* _GIVEN EXERCISE_: Your task is to print all of the material verbatim.
● ● ● ●
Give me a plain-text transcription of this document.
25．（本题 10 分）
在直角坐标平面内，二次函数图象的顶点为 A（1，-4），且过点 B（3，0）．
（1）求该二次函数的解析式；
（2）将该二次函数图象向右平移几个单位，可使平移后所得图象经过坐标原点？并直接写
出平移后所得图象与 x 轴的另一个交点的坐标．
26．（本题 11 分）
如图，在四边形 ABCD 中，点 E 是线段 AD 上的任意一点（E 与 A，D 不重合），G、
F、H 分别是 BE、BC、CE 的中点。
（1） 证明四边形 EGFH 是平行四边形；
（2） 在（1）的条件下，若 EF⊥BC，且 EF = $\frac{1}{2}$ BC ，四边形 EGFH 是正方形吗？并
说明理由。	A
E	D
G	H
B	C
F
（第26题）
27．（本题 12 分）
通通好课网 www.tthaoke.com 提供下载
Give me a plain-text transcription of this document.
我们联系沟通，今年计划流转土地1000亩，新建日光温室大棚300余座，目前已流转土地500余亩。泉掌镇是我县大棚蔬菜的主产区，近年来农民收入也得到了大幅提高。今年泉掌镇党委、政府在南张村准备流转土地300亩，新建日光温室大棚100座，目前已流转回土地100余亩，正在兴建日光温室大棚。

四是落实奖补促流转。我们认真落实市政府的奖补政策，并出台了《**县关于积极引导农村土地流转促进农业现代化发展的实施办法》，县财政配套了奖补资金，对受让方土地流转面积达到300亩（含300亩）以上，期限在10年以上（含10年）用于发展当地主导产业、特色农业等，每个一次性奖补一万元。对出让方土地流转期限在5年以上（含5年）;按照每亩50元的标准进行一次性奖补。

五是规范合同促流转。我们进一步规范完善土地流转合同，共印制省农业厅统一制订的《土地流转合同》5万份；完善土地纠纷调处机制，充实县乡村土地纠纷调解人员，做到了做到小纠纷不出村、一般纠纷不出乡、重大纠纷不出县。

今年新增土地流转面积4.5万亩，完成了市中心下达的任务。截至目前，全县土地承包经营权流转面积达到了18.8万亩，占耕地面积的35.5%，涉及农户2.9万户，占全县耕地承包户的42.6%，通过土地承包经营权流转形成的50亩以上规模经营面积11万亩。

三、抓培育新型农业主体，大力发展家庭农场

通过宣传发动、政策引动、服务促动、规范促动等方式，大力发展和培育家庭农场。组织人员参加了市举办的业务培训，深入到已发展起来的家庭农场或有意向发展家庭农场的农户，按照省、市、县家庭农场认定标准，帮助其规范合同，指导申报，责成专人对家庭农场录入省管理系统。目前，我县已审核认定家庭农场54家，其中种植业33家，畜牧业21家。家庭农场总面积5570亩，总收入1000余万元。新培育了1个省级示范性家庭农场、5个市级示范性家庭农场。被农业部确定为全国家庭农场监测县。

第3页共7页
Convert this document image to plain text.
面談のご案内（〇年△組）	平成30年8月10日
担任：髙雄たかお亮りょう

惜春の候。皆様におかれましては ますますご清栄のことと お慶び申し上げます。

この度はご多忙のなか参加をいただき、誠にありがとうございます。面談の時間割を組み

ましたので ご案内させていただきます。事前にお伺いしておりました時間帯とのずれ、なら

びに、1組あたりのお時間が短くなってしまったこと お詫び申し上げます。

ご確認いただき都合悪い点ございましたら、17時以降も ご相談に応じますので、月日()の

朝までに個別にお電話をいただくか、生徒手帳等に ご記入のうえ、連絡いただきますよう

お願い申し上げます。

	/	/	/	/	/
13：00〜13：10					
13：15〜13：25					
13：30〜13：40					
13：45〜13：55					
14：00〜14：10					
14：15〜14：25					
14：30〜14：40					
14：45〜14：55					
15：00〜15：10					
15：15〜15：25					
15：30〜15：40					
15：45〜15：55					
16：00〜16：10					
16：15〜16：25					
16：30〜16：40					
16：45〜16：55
● ● ● ●
* _EXERCISE RESULT_:
Give me a plain-text transcription of this document.
25．（本题 10 分）
在直角坐标平面内，二次函数图象的顶点为 A（1，-4），且过点 B（3，0）．
（1）求该二次函数的解析式；
（2）将该二次函数图象向右平移几个单位，可使平移后所得图象经过坐标原点？并直接写
出平移后所得图象与 x 轴的另一个交点的坐标．
26．（本题 11 分）
如图，在四边形 ABCD 中，点 E 是线段 AD 上的任意一点（E 与 A，D 不重合），G、
F、H 分别是 BE、BC、CE 的中点。
（1） 证明四边形 EGFH 是平行四边形；
（2） 在（1）的条件下，若 EF⊥BC，且 EF = $\frac{1}{2}$ BC ，四边形 EGFH 是正方形吗？并
说明理由。	A
E	D
G	H
B	C
F
（第26题）
27．（本题 12 分）
通通好课网 www.tthaoke.com 提供下载
Give me a plain-text transcription of this document.
我们联系沟通，今年计划流转土地1000亩，新建日光温室大棚300余座，目前已流转土地500余亩。泉掌镇是我县大棚蔬菜的主产区，近年来农民收入也得到了大幅提高。今年泉掌镇党委、政府在南张村准备流转土地300亩，新建日光温室大棚100座，目前已流转回土地100余亩，正在兴建日光温室大棚。

四是落实奖补促流转。我们认真落实市政府的奖补政策，并出台了《**县关于积极引导农村土地流转促进农业现代化发展的实施办法》，县财政配套了奖补资金，对受让方土地流转面积达到300亩（含300亩）以上，期限在10年以上（含10年）用于发展当地主导产业、特色农业等，每个一次性奖补一万元。对出让方土地流转期限在5年以上（含5年）;按照每亩50元的标准进行一次性奖补。

五是规范合同促流转。我们进一步规范完善土地流转合同，共印制省农业厅统一制订的《土地流转合同》5万份；完善土地纠纷调处机制，充实县乡村土地纠纷调解人员，做到了做到小纠纷不出村、一般纠纷不出乡、重大纠纷不出县。

今年新增土地流转面积4.5万亩，完成了市中心下达的任务。截至目前，全县土地承包经营权流转面积达到了18.8万亩，占耕地面积的35.5%，涉及农户2.9万户，占全县耕地承包户的42.6%，通过土地承包经营权流转形成的50亩以上规模经营面积11万亩。

三、抓培育新型农业主体，大力发展家庭农场

通过宣传发动、政策引动、服务促动、规范促动等方式，大力发展和培育家庭农场。组织人员参加了市举办的业务培训，深入到已发展起来的家庭农场或有意向发展家庭农场的农户，按照省、市、县家庭农场认定标准，帮助其规范合同，指导申报，责成专人对家庭农场录入省管理系统。目前，我县已审核认定家庭农场54家，其中种植业33家，畜牧业21家。家庭农场总面积5570亩，总收入1000余万元。新培育了1个省级示范性家庭农场、5个市级示范性家庭农场。被农业部确定为全国家庭农场监测县。

第3页共7页
Convert this document image to plain text.
面談のご案内（〇年△組）	平成30年8月10日
担任：髙雄たかお亮りょう

惜春の候。皆様におかれましては ますますご清栄のことと お慶び申し上げます。

この度はご多忙のなか参加をいただき、誠にありがとうございます。面談の時間割を組み

ましたので ご案内させていただきます。事前にお伺いしておりました時間帯とのずれ、なら

びに、1組あたりのお時間が短くなってしまったこと お詫び申し上げます。

ご確認いただき都合悪い点ございましたら、17時以降も ご相談に応じますので、月日()の

朝までに個別にお電話をいただくか、生徒手帳等に ご記入のうえ、連絡いただきますよう

お願い申し上げます。

	/	/	/	/	/
13：00〜13：10					
13：15〜13：25					
13：30〜13：40					
13：45〜13：55					
14：00〜14：10					
14：15〜14：25					
14：30〜14：40					
14：45〜14：55					
15：00〜15：10					
15：15〜15：25					
15：30〜15：40					
15：45〜15：55					
16：00〜16：10					
16：15〜16：25					
16：30〜16：40					
16：45〜16：55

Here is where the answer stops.